Gather all lines with "Pengadaan" from the records.
-- START Provided records --
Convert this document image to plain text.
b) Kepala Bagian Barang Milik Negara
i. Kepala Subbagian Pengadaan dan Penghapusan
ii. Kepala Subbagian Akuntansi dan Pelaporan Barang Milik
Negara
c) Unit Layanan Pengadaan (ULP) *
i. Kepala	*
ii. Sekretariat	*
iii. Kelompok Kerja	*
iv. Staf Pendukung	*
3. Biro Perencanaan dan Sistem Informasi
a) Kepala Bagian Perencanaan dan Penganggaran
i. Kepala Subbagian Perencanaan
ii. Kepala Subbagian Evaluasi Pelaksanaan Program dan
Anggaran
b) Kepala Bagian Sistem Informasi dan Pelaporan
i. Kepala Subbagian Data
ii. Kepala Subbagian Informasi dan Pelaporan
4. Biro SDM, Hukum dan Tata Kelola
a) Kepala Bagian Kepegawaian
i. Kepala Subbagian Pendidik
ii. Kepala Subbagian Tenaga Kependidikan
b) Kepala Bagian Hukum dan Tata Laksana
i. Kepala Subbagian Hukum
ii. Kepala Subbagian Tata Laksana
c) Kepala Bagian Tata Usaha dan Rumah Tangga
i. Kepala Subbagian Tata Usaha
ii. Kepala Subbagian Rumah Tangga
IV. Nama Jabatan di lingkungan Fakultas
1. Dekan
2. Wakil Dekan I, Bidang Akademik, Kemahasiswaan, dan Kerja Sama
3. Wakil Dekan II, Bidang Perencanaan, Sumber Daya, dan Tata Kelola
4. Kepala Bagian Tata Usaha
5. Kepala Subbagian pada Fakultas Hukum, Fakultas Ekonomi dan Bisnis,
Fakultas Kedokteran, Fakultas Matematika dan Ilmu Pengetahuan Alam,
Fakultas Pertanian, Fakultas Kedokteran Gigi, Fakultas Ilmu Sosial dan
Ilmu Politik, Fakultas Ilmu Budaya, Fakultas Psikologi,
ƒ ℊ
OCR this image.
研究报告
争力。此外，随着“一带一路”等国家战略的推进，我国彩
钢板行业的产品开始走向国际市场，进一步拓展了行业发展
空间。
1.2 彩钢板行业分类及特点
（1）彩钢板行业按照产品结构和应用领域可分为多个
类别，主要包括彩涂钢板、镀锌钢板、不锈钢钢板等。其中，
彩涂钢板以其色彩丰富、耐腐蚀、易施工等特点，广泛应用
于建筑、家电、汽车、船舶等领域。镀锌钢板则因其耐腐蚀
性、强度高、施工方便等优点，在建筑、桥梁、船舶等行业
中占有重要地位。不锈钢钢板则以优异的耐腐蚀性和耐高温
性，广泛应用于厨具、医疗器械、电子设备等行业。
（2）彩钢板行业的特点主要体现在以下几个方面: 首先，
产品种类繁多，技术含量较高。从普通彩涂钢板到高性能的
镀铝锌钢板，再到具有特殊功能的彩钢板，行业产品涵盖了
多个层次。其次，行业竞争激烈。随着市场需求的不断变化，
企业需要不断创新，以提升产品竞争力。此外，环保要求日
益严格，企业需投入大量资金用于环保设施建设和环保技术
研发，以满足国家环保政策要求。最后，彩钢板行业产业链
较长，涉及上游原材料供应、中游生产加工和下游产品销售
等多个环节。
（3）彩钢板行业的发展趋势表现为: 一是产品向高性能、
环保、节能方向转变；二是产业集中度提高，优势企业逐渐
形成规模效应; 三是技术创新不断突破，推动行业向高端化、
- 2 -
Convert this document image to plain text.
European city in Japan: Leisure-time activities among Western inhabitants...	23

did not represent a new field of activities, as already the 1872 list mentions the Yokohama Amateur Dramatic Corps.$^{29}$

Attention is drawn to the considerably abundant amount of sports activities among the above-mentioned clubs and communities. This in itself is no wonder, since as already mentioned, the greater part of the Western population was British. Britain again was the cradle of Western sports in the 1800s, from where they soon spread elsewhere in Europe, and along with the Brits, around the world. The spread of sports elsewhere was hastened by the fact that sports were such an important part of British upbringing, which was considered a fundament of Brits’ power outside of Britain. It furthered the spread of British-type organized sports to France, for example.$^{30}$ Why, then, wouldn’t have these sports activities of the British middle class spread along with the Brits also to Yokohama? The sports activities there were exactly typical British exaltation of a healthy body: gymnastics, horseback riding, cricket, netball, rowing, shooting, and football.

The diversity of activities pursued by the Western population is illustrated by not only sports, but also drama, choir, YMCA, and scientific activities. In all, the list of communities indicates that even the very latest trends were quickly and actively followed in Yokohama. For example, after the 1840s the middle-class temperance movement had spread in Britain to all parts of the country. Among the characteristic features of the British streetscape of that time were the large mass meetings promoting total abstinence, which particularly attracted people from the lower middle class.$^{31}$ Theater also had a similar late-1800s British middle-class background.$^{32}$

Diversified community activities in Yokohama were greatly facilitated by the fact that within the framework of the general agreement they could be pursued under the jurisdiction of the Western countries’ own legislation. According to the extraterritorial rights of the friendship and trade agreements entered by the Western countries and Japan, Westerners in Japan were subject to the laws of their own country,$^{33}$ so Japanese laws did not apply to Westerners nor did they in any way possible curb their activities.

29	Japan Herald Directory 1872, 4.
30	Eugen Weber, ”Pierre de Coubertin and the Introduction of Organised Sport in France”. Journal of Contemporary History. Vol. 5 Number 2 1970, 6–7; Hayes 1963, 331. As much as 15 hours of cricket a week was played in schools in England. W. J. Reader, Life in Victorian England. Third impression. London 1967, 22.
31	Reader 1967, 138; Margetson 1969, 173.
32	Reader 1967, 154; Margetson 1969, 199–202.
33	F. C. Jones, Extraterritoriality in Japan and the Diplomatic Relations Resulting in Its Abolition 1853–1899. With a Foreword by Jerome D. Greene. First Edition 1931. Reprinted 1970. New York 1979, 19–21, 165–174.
-- END Provided records --
→ Worked answer:
i. Kepala Subbagian Pengadaan dan Penghapusan
c) Unit Layanan Pengadaan (ULP) *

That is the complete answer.